DIRECTIONS
Extract every line below that contains the word "resources".

DATA FOR THIS TASK
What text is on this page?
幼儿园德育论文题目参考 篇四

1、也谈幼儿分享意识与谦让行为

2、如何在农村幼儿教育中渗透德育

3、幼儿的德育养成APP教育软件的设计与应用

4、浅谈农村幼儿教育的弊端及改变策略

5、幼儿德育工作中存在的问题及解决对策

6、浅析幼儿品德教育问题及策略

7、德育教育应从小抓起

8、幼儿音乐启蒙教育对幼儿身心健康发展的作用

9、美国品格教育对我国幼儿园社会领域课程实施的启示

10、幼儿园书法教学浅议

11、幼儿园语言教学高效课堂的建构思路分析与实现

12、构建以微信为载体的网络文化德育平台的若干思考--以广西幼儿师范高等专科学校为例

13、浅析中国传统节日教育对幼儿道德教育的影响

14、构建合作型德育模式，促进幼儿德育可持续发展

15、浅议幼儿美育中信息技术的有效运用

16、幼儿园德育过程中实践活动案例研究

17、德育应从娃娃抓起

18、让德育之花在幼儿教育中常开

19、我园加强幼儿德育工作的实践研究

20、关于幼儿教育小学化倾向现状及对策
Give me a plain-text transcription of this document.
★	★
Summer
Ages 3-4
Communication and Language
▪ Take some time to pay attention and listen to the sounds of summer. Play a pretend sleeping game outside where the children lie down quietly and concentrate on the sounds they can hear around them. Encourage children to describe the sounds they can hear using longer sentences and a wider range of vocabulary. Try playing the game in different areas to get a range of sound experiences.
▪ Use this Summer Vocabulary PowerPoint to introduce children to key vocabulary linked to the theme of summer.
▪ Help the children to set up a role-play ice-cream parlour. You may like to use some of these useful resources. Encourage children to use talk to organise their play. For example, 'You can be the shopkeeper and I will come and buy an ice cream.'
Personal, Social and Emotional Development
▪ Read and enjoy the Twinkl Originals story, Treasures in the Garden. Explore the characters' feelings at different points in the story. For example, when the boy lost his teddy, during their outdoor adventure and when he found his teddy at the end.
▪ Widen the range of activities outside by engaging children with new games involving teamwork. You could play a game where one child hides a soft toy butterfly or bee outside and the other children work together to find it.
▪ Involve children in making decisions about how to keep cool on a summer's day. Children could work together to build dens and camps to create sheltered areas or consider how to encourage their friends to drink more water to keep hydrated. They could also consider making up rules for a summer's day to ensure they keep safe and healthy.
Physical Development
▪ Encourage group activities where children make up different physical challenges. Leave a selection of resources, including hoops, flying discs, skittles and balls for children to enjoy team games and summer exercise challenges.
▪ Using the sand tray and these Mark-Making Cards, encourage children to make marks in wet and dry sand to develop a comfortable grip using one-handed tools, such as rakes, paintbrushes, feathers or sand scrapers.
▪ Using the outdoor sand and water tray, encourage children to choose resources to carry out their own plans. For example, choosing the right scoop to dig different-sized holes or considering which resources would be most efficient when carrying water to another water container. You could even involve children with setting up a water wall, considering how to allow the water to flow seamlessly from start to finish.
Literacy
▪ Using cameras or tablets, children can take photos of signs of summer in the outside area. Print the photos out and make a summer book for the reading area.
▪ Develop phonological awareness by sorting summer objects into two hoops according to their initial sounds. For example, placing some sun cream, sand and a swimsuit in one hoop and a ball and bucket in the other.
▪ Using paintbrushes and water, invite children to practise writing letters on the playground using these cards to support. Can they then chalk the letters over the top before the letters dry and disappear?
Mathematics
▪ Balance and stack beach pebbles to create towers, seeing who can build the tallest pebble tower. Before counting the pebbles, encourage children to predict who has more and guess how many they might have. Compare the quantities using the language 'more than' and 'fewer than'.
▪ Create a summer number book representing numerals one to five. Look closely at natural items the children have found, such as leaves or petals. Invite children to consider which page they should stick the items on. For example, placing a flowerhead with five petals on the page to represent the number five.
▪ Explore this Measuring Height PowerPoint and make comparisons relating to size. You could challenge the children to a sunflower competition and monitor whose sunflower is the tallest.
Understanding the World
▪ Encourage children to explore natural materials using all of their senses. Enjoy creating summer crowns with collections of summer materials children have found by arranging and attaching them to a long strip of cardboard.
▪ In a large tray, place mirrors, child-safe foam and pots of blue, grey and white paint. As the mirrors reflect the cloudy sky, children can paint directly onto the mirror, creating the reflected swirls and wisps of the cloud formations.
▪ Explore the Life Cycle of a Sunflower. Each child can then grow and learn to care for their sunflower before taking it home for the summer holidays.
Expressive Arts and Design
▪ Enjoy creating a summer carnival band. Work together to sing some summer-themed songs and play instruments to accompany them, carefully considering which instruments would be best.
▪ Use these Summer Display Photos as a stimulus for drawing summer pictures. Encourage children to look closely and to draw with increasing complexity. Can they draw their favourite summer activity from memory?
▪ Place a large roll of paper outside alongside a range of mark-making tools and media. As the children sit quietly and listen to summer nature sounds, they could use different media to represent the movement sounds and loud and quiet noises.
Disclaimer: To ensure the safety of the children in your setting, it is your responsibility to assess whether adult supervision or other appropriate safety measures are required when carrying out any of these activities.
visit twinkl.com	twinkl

RESULT FOR THIS TASK
▪ Help the children to set up a role-play ice-cream parlour. You may like to use some of these useful resources. Encourage children to use talk to organise their play. For example, 'You can be the shopkeeper and I will come and buy an ice cream.'
▪ Encourage group activities where children make up different physical challenges. Leave a selection of resources, including hoops, flying discs, skittles and balls for children to enjoy team games and summer exercise challenges.
▪ Using the outdoor sand and water tray, encourage children to choose resources to carry out their own plans. For example, choosing the right scoop to dig different-sized holes or considering which resources would be most efficient when carrying water to another water container. You could even involve children with setting up a water wall, considering how to allow the water to flow seamlessly from start to finish.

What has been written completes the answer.